(Requirement) Write out the records beneath this line exactly as they appear, minus any images.
— begin Data provided —
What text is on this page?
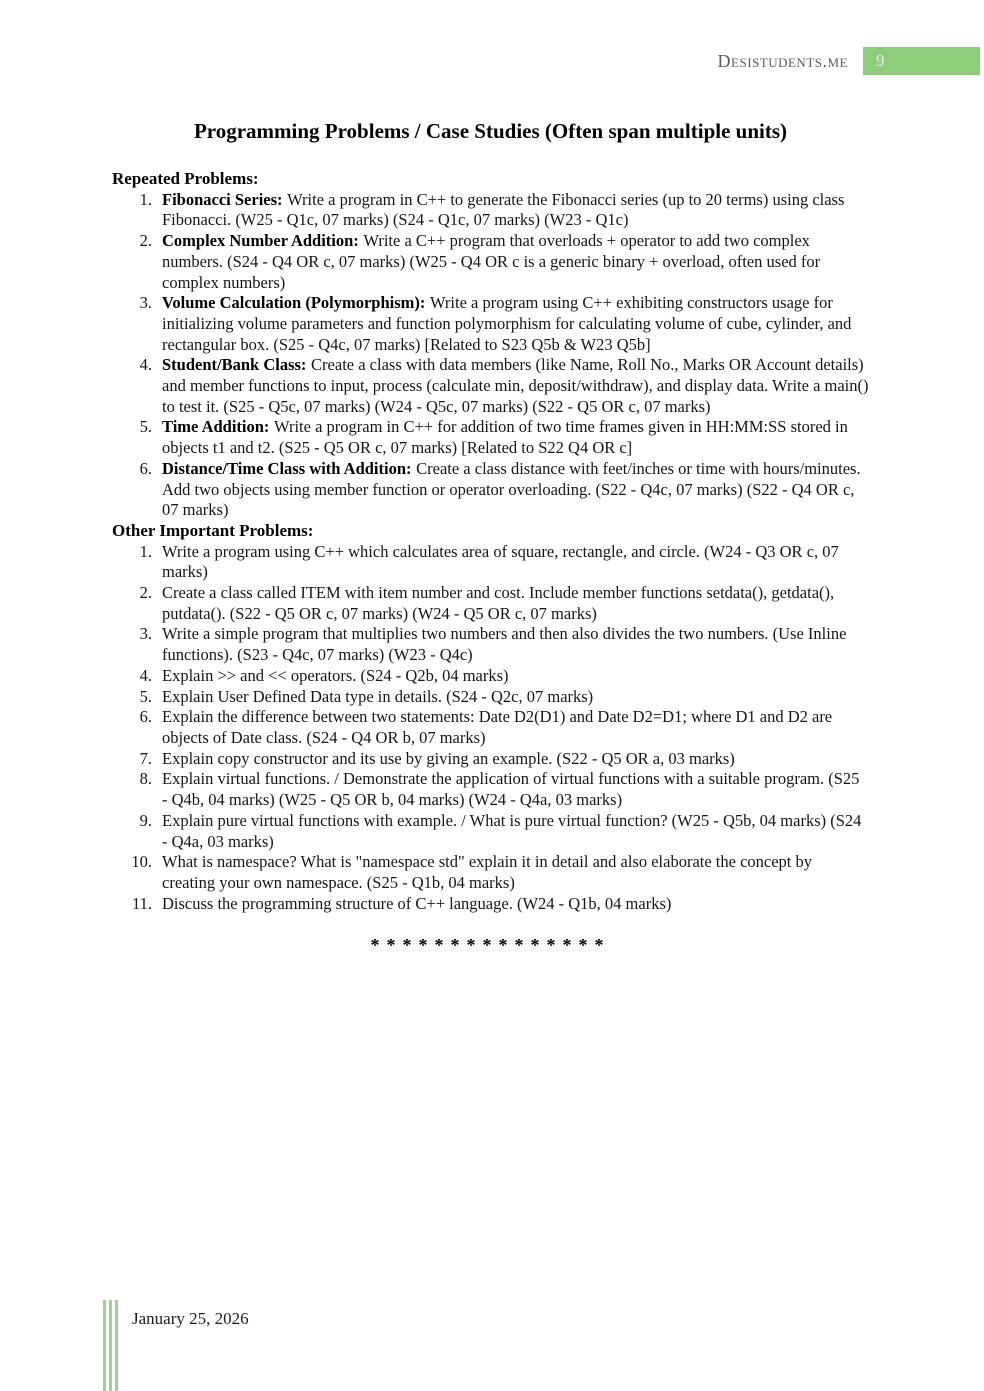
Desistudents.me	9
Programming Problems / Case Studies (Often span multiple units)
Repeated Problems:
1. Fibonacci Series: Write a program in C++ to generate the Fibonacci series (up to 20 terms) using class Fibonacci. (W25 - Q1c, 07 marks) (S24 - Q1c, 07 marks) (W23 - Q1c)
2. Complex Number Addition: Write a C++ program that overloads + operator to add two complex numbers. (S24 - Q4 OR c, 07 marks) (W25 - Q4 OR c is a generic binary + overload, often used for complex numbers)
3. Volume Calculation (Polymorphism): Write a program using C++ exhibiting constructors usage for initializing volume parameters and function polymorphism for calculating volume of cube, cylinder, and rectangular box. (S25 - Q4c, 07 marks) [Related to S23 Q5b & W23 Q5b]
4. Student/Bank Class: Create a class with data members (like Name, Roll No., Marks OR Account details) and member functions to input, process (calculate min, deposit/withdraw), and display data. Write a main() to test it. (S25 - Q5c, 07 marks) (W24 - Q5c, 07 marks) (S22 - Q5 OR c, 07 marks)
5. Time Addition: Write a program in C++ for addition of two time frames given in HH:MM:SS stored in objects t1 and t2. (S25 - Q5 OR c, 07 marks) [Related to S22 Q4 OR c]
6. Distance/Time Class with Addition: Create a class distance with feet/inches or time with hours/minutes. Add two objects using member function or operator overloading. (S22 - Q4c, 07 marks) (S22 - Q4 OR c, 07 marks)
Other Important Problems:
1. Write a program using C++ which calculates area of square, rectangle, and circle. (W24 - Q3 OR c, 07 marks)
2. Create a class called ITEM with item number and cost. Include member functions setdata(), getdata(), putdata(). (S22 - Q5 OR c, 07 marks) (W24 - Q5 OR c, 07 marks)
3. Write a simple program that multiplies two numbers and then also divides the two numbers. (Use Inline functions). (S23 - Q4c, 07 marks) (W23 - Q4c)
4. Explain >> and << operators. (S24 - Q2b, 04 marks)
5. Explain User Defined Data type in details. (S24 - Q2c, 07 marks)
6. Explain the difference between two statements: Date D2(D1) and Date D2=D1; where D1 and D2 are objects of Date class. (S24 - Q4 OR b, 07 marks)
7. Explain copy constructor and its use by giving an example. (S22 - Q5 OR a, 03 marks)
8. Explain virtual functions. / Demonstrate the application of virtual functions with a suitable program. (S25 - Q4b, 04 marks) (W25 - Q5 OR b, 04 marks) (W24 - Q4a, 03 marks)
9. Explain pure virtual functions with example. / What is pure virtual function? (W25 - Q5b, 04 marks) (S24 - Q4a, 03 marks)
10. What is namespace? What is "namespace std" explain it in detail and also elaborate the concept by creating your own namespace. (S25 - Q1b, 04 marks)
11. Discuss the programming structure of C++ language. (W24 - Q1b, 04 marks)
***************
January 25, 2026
— end Data provided —
(Task response)
What text is on this page?
Desistudents.me	9
Programming Problems / Case Studies (Often span multiple units)
Repeated Problems:
1. Fibonacci Series: Write a program in C++ to generate the Fibonacci series (up to 20 terms) using class Fibonacci. (W25 - Q1c, 07 marks) (S24 - Q1c, 07 marks) (W23 - Q1c)
2. Complex Number Addition: Write a C++ program that overloads + operator to add two complex numbers. (S24 - Q4 OR c, 07 marks) (W25 - Q4 OR c is a generic binary + overload, often used for complex numbers)
3. Volume Calculation (Polymorphism): Write a program using C++ exhibiting constructors usage for initializing volume parameters and function polymorphism for calculating volume of cube, cylinder, and rectangular box. (S25 - Q4c, 07 marks) [Related to S23 Q5b & W23 Q5b]
4. Student/Bank Class: Create a class with data members (like Name, Roll No., Marks OR Account details) and member functions to input, process (calculate min, deposit/withdraw), and display data. Write a main() to test it. (S25 - Q5c, 07 marks) (W24 - Q5c, 07 marks) (S22 - Q5 OR c, 07 marks)
5. Time Addition: Write a program in C++ for addition of two time frames given in HH:MM:SS stored in objects t1 and t2. (S25 - Q5 OR c, 07 marks) [Related to S22 Q4 OR c]
6. Distance/Time Class with Addition: Create a class distance with feet/inches or time with hours/minutes. Add two objects using member function or operator overloading. (S22 - Q4c, 07 marks) (S22 - Q4 OR c, 07 marks)
Other Important Problems:
1. Write a program using C++ which calculates area of square, rectangle, and circle. (W24 - Q3 OR c, 07 marks)
2. Create a class called ITEM with item number and cost. Include member functions setdata(), getdata(), putdata(). (S22 - Q5 OR c, 07 marks) (W24 - Q5 OR c, 07 marks)
3. Write a simple program that multiplies two numbers and then also divides the two numbers. (Use Inline functions). (S23 - Q4c, 07 marks) (W23 - Q4c)
4. Explain >> and << operators. (S24 - Q2b, 04 marks)
5. Explain User Defined Data type in details. (S24 - Q2c, 07 marks)
6. Explain the difference between two statements: Date D2(D1) and Date D2=D1; where D1 and D2 are objects of Date class. (S24 - Q4 OR b, 07 marks)
7. Explain copy constructor and its use by giving an example. (S22 - Q5 OR a, 03 marks)
8. Explain virtual functions. / Demonstrate the application of virtual functions with a suitable program. (S25 - Q4b, 04 marks) (W25 - Q5 OR b, 04 marks) (W24 - Q4a, 03 marks)
9. Explain pure virtual functions with example. / What is pure virtual function? (W25 - Q5b, 04 marks) (S24 - Q4a, 03 marks)
10. What is namespace? What is "namespace std" explain it in detail and also elaborate the concept by creating your own namespace. (S25 - Q1b, 04 marks)
11. Discuss the programming structure of C++ language. (W24 - Q1b, 04 marks)
***************
January 25, 2026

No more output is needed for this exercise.